§ Given task:
Go through the material below and copy each line where the word "jejich" appears.
☆ ☆ ☆ ☆
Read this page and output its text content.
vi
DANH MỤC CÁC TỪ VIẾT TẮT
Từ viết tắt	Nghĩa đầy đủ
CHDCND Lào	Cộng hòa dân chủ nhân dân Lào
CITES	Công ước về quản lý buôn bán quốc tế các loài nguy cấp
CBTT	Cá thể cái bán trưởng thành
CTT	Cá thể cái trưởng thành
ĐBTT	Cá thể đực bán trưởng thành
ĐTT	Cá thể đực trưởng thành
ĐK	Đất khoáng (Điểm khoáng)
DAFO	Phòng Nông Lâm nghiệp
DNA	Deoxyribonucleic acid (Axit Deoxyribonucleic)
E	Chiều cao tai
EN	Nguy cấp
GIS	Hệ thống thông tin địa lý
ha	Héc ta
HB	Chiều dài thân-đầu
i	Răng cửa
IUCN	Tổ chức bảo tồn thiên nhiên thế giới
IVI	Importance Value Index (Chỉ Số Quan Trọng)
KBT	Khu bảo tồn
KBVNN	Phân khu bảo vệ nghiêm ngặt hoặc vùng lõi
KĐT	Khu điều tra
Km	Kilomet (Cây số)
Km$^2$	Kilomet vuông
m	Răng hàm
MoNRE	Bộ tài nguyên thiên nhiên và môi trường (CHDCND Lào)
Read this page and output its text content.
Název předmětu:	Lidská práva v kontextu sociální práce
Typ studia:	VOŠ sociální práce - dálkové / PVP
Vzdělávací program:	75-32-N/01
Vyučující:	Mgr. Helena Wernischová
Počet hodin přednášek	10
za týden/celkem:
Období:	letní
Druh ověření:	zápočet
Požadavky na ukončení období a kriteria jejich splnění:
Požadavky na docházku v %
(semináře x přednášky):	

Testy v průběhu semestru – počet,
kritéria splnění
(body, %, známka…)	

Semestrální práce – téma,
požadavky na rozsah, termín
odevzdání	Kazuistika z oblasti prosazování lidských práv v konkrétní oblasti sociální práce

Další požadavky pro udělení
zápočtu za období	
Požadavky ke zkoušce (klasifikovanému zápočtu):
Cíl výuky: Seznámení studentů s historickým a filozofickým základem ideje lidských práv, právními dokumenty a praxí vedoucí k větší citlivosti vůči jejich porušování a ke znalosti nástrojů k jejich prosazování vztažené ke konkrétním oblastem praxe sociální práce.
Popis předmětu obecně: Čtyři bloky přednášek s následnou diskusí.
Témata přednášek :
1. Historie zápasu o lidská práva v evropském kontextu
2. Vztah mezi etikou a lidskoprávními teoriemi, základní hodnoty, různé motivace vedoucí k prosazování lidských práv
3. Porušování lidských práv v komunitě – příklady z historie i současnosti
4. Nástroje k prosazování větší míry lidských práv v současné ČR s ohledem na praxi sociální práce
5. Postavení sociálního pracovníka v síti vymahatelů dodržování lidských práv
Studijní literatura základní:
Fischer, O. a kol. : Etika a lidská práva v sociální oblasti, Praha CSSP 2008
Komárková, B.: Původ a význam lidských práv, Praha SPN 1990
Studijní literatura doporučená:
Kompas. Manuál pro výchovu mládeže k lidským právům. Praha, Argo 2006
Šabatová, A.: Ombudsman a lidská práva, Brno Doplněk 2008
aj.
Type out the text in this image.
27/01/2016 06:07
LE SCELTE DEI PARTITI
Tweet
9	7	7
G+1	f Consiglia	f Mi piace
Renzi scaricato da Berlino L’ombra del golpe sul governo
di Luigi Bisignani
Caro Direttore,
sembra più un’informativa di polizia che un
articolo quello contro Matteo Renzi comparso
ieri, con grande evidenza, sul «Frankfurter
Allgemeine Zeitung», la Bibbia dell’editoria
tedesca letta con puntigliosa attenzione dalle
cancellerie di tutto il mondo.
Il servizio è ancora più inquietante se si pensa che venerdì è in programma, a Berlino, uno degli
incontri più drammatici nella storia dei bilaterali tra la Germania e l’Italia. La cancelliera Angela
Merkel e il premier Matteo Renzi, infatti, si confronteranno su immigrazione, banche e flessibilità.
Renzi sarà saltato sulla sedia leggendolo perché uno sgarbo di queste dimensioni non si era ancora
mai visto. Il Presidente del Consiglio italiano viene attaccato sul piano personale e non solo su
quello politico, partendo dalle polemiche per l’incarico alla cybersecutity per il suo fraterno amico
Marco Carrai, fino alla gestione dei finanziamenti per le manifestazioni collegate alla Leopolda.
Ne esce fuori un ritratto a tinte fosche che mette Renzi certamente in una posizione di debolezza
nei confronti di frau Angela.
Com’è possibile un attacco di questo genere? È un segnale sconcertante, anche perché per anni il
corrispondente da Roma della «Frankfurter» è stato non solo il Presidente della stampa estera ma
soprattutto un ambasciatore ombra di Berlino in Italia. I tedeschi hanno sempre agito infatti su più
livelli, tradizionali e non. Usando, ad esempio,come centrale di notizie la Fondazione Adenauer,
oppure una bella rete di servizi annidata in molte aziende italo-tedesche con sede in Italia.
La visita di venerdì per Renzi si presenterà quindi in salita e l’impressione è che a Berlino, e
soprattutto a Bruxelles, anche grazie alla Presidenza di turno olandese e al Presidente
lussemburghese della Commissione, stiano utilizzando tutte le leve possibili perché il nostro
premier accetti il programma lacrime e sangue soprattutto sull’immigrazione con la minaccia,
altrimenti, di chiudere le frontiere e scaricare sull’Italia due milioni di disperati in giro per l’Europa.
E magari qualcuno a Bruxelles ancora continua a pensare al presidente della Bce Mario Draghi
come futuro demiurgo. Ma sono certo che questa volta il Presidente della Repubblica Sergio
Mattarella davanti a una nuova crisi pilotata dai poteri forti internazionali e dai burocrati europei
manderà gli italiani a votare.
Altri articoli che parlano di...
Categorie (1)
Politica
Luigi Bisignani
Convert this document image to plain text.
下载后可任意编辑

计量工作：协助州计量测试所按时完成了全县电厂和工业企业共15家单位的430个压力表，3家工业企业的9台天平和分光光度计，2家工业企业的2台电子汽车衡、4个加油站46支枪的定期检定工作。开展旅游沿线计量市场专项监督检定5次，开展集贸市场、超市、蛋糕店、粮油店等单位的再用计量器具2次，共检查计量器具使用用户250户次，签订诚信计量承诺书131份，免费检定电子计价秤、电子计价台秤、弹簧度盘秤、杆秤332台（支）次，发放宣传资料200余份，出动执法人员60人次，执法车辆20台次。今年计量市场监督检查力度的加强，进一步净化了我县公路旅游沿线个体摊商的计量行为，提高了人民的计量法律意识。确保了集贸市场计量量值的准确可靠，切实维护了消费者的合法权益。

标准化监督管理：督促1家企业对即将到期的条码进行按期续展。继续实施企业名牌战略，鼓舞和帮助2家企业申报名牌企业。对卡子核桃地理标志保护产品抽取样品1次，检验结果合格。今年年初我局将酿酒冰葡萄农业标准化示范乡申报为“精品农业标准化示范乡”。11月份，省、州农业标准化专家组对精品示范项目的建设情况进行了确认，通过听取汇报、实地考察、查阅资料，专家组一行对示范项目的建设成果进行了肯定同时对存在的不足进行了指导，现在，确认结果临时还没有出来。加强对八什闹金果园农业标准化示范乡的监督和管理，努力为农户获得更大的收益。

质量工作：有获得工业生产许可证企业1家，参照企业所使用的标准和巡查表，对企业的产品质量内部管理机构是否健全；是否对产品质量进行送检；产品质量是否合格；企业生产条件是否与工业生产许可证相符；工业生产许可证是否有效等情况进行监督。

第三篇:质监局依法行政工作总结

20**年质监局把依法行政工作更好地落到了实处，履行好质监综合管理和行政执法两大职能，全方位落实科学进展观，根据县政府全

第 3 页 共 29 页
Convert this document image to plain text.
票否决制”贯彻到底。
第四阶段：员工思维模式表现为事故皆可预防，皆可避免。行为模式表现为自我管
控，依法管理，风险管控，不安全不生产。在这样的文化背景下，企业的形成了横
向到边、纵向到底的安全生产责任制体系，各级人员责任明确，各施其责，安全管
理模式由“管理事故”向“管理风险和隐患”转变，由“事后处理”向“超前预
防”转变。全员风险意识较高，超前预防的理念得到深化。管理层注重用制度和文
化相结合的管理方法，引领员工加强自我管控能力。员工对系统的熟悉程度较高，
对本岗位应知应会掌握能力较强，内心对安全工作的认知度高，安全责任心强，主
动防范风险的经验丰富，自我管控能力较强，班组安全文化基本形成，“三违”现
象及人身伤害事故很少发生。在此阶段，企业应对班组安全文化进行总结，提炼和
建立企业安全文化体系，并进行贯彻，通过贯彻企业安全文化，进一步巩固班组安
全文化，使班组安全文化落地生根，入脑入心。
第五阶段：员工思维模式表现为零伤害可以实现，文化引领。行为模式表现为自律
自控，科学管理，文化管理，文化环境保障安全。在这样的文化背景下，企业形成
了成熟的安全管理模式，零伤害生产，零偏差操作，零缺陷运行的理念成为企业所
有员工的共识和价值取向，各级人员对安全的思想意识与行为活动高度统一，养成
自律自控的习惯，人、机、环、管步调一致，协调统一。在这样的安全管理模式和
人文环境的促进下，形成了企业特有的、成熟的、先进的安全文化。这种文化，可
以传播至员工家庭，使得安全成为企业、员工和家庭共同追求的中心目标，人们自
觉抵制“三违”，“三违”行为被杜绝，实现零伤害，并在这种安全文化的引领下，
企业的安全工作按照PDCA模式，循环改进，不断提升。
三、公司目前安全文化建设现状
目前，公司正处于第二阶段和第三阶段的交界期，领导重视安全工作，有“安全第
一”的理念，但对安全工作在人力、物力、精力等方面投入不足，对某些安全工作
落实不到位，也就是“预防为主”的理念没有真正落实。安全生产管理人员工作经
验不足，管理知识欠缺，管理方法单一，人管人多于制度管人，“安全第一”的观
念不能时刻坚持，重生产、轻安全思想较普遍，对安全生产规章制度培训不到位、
☆ ☆ ☆ ☆
§ Result for this task:
Požadavky na ukončení období a kriteria jejich splnění:
Cíl výuky: Seznámení studentů s historickým a filozofickým základem ideje lidských práv, právními dokumenty a praxí vedoucí k větší citlivosti vůči jejich porušování a ke znalosti nástrojů k jejich prosazování vztažené ke konkrétním oblastem praxe sociální práce.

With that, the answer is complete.